### Required work
Reproduce all the lines below exactly and omit the images.

Stored data entries:
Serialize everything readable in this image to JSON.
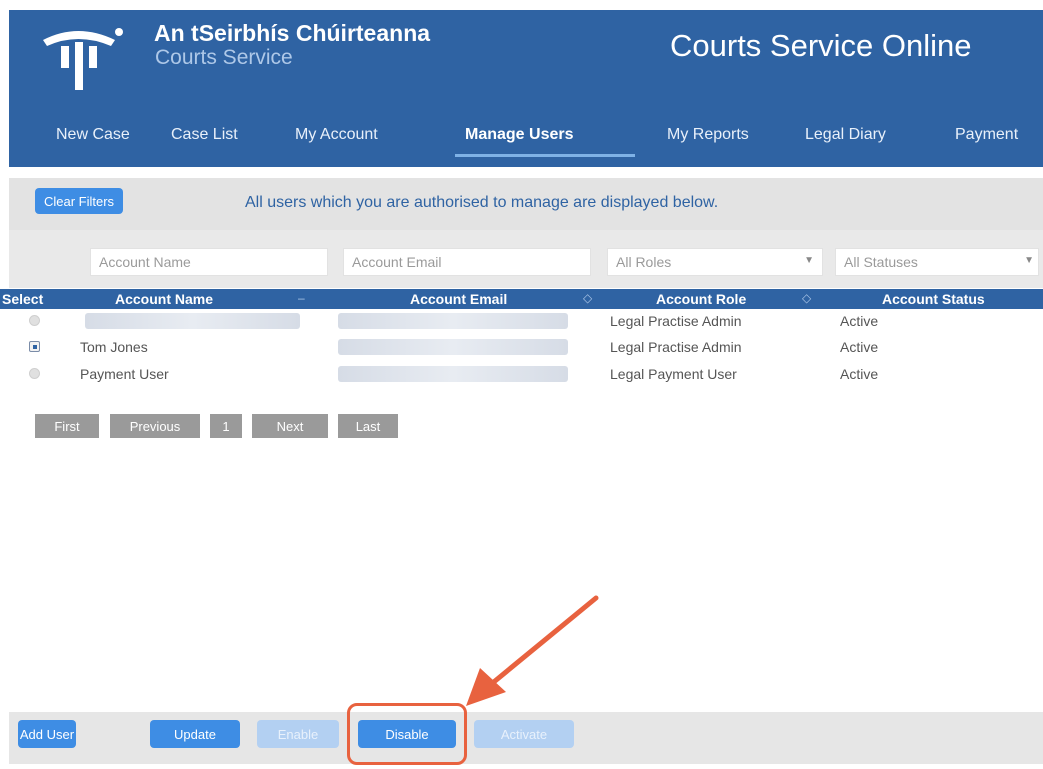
{
  "header": {
    "brand_irish": "An tSeirbhís Chúirteanna",
    "brand_english": "Courts Service",
    "product_title": "Courts Service Online"
  },
  "nav": {
    "items": [
      "New Case",
      "Case List",
      "My Account",
      "Manage Users",
      "My Reports",
      "Legal Diary",
      "Payment"
    ],
    "active": "Manage Users"
  },
  "toolbar": {
    "clear_filters_label": "Clear Filters",
    "info_message": "All users which you are authorised to manage are displayed below."
  },
  "filters": {
    "account_name_placeholder": "Account Name",
    "account_email_placeholder": "Account Email",
    "roles_selected": "All Roles",
    "statuses_selected": "All Statuses"
  },
  "table": {
    "headers": [
      "Select",
      "Account Name",
      "Account Email",
      "Account Role",
      "Account Status"
    ],
    "rows": [
      {
        "name": "",
        "email": "",
        "role": "Legal Practise Admin",
        "status": "Active",
        "selected": false
      },
      {
        "name": "Tom Jones",
        "email": "",
        "role": "Legal Practise Admin",
        "status": "Active",
        "selected": true
      },
      {
        "name": "Payment User",
        "email": "",
        "role": "Legal Payment User",
        "status": "Active",
        "selected": false
      }
    ]
  },
  "pager": {
    "first": "First",
    "previous": "Previous",
    "page": "1",
    "next": "Next",
    "last": "Last"
  },
  "actions": {
    "add_user": "Add User",
    "update": "Update",
    "enable": "Enable",
    "disable": "Disable",
    "activate": "Activate"
  },
  "colors": {
    "header_blue": "#2f63a3",
    "button_blue": "#3e8de4",
    "annotation_orange": "#e8623f"
  }
}
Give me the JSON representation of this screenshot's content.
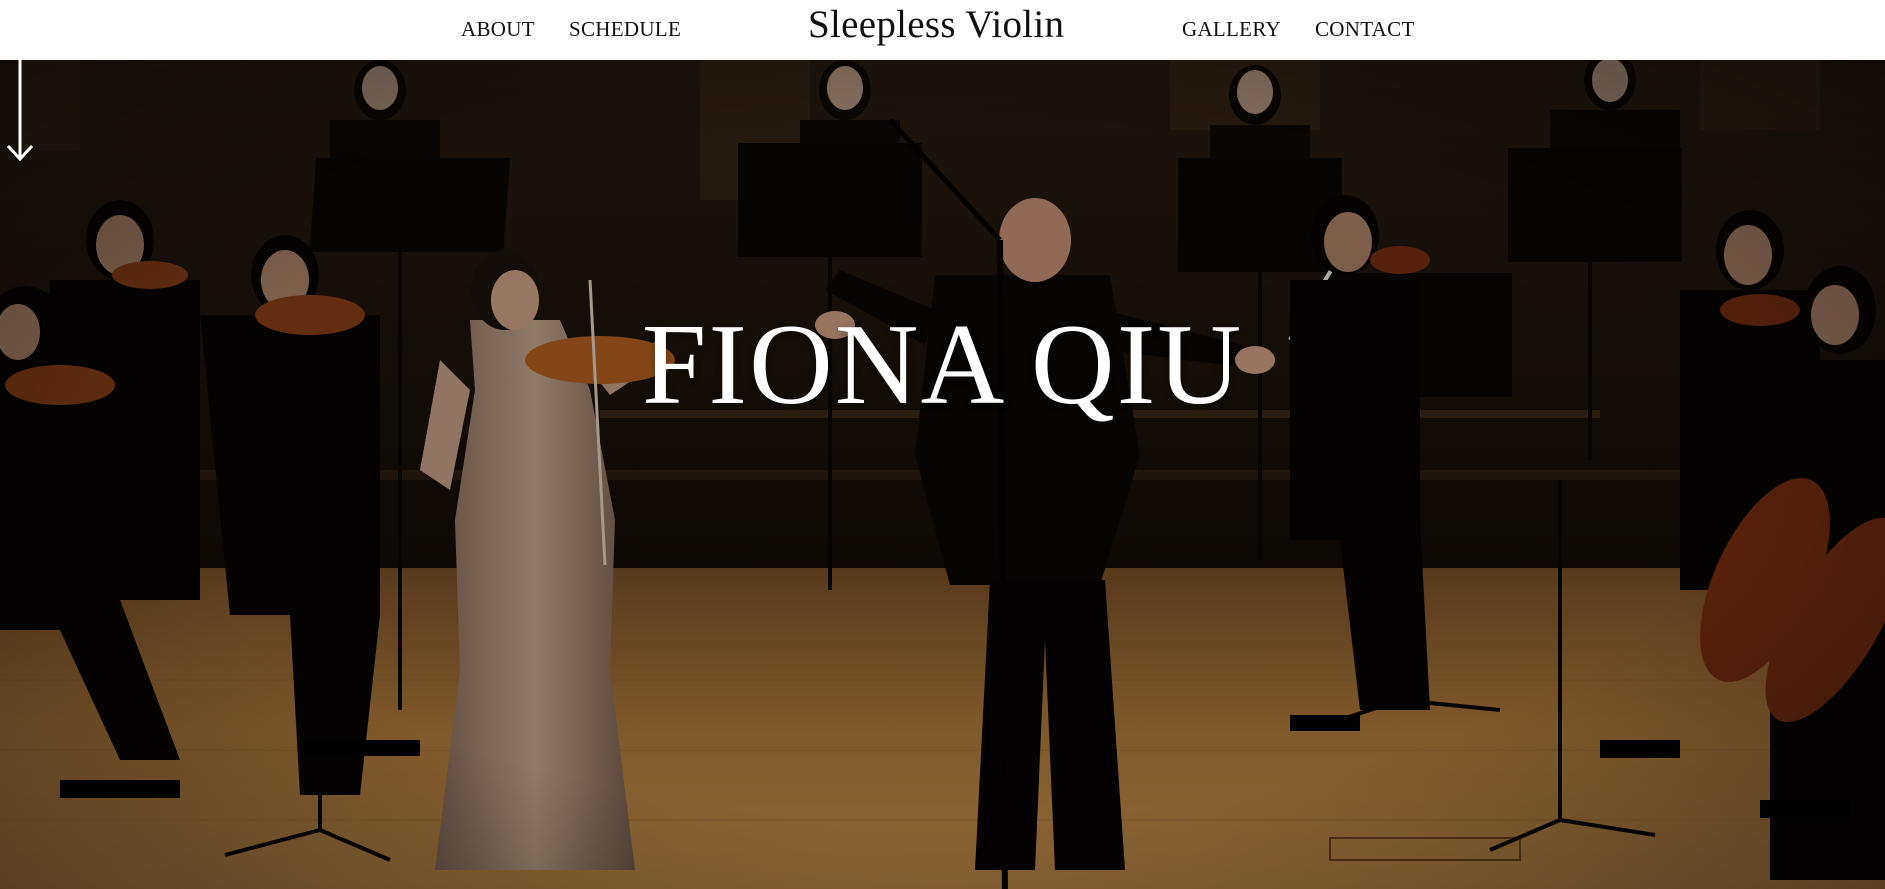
{
  "nav": {
    "left_links": [
      "ABOUT",
      "SCHEDULE"
    ],
    "brand": "Sleepless Violin",
    "right_links": [
      "GALLERY",
      "CONTACT"
    ]
  },
  "hero": {
    "title": "FIONA QIU",
    "scroll_icon": "arrow-down-icon"
  },
  "colors": {
    "nav_bg": "#ffffff",
    "nav_text": "#111111",
    "hero_text": "#ffffff",
    "stage_floor": "#c08a45",
    "backdrop": "#1c130c"
  }
}
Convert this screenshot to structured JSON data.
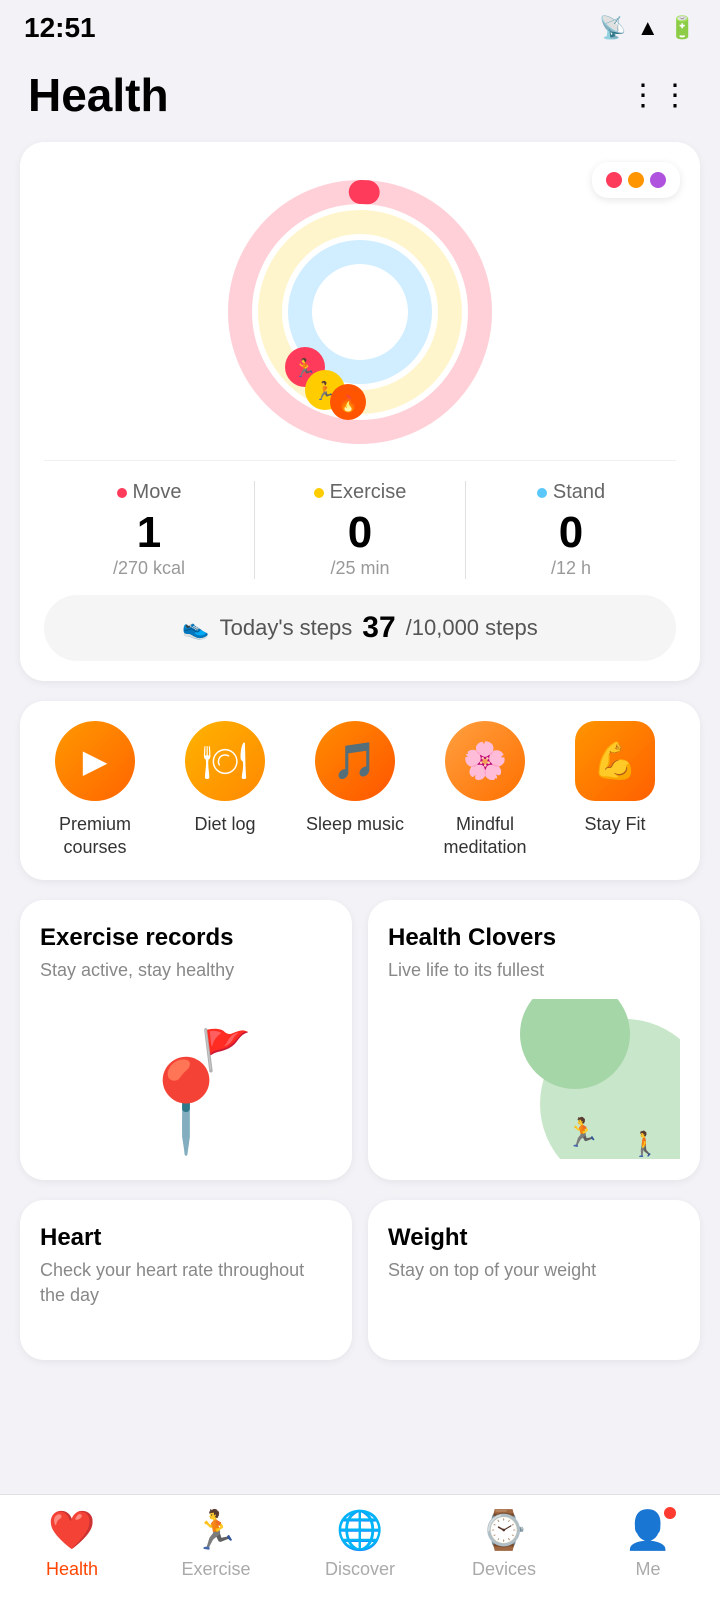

### Exercise result
Serialize everything readable in this image to JSON.
{
  "header": {
    "brand_irish": "An tSeirbhís Chúirteanna",
    "brand_english": "Courts Service",
    "product_title": "Courts Service Online"
  },
  "nav": {
    "items": [
      "New Case",
      "Case List",
      "My Account",
      "Manage Users",
      "My Reports",
      "Legal Diary",
      "Payment"
    ],
    "active": "Manage Users"
  },
  "toolbar": {
    "clear_filters_label": "Clear Filters",
    "info_message": "All users which you are authorised to manage are displayed below."
  },
  "filters": {
    "account_name_placeholder": "Account Name",
    "account_email_placeholder": "Account Email",
    "roles_selected": "All Roles",
    "statuses_selected": "All Statuses"
  },
  "table": {
    "headers": [
      "Select",
      "Account Name",
      "Account Email",
      "Account Role",
      "Account Status"
    ],
    "rows": [
      {
        "name": "",
        "email": "",
        "role": "Legal Practise Admin",
        "status": "Active",
        "selected": false
      },
      {
        "name": "Tom Jones",
        "email": "",
        "role": "Legal Practise Admin",
        "status": "Active",
        "selected": true
      },
      {
        "name": "Payment User",
        "email": "",
        "role": "Legal Payment User",
        "status": "Active",
        "selected": false
      }
    ]
  },
  "pager": {
    "first": "First",
    "previous": "Previous",
    "page": "1",
    "next": "Next",
    "last": "Last"
  },
  "actions": {
    "add_user": "Add User",
    "update": "Update",
    "enable": "Enable",
    "disable": "Disable",
    "activate": "Activate"
  },
  "colors": {
    "header_blue": "#2f63a3",
    "button_blue": "#3e8de4",
    "annotation_orange": "#e8623f"
  }
}
Give me the JSON representation of this screenshot's content.
{
  "nav": {
    "left_links": [
      "ABOUT",
      "SCHEDULE"
    ],
    "brand": "Sleepless Violin",
    "right_links": [
      "GALLERY",
      "CONTACT"
    ]
  },
  "hero": {
    "title": "FIONA QIU",
    "scroll_icon": "arrow-down-icon"
  },
  "colors": {
    "nav_bg": "#ffffff",
    "nav_text": "#111111",
    "hero_text": "#ffffff",
    "stage_floor": "#c08a45",
    "backdrop": "#1c130c"
  }
}
Convert this screenshot to structured JSON data.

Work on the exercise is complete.